[Start]

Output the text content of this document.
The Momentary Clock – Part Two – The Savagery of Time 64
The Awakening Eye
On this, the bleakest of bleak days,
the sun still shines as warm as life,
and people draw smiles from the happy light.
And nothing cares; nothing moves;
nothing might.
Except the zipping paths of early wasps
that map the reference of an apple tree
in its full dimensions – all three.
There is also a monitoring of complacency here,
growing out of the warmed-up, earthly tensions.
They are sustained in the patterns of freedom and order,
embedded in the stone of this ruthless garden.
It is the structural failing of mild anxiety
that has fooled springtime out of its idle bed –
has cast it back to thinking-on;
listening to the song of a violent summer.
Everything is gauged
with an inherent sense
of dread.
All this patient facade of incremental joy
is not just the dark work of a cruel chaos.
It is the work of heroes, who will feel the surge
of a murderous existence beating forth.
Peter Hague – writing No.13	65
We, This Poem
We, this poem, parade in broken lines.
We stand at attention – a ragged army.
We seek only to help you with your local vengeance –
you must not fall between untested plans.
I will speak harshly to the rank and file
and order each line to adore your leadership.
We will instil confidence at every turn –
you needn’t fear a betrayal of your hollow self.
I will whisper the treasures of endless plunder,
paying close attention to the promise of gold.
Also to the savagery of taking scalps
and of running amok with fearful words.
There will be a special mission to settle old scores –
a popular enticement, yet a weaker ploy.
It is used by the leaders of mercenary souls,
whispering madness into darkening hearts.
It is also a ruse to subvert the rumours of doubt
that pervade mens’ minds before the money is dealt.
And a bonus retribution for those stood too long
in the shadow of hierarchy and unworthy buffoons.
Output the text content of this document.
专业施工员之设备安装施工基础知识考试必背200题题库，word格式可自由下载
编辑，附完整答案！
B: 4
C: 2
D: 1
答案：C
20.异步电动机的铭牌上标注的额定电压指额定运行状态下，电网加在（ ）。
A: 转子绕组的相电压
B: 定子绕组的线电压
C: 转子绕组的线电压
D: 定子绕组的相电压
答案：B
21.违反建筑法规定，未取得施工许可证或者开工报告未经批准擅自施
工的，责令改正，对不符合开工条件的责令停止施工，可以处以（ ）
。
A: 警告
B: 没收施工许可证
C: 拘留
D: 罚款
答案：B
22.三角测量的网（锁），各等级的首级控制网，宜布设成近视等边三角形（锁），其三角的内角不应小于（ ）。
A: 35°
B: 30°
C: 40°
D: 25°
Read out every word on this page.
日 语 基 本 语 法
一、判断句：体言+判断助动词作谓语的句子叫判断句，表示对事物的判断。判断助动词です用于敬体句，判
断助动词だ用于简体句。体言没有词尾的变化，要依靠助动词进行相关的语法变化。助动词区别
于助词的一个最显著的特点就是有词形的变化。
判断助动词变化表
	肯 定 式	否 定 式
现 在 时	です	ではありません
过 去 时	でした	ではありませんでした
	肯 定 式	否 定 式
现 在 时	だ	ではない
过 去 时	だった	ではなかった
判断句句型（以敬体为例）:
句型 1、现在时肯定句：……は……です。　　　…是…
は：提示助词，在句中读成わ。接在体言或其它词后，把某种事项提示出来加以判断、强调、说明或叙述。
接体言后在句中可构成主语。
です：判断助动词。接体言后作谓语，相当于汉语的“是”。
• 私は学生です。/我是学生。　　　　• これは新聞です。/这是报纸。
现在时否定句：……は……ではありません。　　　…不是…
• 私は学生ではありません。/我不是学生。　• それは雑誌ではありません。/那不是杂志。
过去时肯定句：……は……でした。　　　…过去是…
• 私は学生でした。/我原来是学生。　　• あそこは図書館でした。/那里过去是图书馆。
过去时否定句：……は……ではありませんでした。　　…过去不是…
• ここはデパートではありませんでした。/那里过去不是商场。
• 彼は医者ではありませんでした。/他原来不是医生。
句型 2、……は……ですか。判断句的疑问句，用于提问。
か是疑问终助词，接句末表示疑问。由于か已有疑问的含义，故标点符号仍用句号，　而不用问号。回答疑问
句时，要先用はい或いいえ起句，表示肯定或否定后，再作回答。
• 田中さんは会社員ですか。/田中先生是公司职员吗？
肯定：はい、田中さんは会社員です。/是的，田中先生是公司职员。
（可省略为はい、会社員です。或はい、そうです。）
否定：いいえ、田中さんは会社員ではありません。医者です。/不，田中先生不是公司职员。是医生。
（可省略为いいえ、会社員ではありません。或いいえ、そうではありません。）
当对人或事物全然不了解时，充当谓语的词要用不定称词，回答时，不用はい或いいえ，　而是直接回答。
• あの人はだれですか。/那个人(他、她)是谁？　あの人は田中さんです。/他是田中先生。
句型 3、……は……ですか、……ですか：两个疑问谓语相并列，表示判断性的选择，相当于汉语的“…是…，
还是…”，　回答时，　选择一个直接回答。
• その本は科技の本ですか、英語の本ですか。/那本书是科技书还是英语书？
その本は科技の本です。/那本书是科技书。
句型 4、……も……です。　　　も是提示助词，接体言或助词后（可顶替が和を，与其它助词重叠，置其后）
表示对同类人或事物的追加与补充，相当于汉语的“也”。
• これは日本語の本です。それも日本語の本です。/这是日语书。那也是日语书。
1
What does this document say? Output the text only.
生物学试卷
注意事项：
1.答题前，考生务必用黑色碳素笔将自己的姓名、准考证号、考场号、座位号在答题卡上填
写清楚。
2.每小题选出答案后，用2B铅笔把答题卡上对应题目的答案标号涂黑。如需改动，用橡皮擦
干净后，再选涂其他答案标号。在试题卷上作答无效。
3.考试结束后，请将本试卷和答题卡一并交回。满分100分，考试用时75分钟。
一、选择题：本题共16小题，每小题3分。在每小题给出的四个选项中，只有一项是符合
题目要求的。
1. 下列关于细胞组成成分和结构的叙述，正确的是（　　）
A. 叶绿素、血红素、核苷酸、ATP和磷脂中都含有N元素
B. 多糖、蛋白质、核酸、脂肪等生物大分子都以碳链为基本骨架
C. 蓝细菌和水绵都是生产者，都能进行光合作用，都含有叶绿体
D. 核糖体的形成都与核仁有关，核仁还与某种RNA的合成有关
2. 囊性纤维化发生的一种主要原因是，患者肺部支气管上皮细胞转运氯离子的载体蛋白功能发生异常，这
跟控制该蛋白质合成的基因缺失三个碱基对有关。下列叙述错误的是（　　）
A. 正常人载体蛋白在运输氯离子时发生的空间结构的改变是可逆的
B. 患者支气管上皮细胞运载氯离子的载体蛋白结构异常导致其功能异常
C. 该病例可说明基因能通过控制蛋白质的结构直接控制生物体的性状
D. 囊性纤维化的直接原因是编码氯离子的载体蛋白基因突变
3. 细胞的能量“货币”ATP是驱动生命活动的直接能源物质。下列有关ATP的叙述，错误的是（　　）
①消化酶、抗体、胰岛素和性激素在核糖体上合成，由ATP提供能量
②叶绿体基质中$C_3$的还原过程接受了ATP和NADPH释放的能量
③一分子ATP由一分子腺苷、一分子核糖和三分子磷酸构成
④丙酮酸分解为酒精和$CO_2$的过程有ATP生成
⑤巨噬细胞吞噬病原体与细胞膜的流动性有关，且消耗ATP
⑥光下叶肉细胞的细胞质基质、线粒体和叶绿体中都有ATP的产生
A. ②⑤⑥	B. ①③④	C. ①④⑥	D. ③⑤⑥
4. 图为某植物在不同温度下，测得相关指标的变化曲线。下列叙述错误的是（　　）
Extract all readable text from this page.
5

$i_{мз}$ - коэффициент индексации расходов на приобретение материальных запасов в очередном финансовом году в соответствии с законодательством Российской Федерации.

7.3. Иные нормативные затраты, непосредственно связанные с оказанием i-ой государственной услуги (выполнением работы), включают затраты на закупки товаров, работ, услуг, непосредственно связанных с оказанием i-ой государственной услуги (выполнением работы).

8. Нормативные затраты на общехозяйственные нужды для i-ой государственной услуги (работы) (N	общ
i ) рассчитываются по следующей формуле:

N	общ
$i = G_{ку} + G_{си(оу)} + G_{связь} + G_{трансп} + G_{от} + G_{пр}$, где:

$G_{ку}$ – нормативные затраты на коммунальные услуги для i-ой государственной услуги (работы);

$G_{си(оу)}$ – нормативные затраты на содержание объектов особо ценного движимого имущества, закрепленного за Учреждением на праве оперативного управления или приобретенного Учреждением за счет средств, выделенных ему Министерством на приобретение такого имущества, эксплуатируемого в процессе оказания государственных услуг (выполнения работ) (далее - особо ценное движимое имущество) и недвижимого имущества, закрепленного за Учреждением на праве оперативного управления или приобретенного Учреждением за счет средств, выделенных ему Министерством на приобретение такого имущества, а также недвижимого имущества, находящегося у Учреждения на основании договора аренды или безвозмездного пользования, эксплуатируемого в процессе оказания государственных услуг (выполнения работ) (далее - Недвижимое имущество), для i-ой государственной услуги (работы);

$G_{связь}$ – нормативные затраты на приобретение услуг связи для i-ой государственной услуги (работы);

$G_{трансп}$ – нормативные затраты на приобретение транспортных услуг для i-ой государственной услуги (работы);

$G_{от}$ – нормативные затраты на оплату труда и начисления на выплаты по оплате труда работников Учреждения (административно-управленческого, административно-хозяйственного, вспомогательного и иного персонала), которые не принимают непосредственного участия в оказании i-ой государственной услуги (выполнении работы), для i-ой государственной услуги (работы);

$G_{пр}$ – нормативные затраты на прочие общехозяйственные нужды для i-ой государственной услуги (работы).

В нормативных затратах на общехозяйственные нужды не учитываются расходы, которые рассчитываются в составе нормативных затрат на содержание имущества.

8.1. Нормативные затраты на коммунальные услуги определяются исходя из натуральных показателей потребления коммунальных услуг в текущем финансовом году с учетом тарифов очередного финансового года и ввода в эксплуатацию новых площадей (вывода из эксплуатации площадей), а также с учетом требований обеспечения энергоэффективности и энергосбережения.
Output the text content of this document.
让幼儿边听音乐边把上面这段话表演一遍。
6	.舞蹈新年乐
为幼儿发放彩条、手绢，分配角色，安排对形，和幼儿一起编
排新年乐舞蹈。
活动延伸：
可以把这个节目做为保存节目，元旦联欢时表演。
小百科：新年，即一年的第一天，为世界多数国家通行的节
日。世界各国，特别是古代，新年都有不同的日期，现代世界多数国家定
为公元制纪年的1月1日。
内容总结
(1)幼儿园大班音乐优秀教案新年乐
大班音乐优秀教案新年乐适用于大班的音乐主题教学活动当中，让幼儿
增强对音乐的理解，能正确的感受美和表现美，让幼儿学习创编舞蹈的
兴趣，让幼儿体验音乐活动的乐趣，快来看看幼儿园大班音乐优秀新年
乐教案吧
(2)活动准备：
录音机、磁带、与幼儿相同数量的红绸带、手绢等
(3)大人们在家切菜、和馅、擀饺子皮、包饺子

[End]

- **What you should do**
Return every line containing "that".

- **Exercise result**
that map the reference of an apple tree
that has fooled springtime out of its idle bed –
that pervade mens’ minds before the money is dealt.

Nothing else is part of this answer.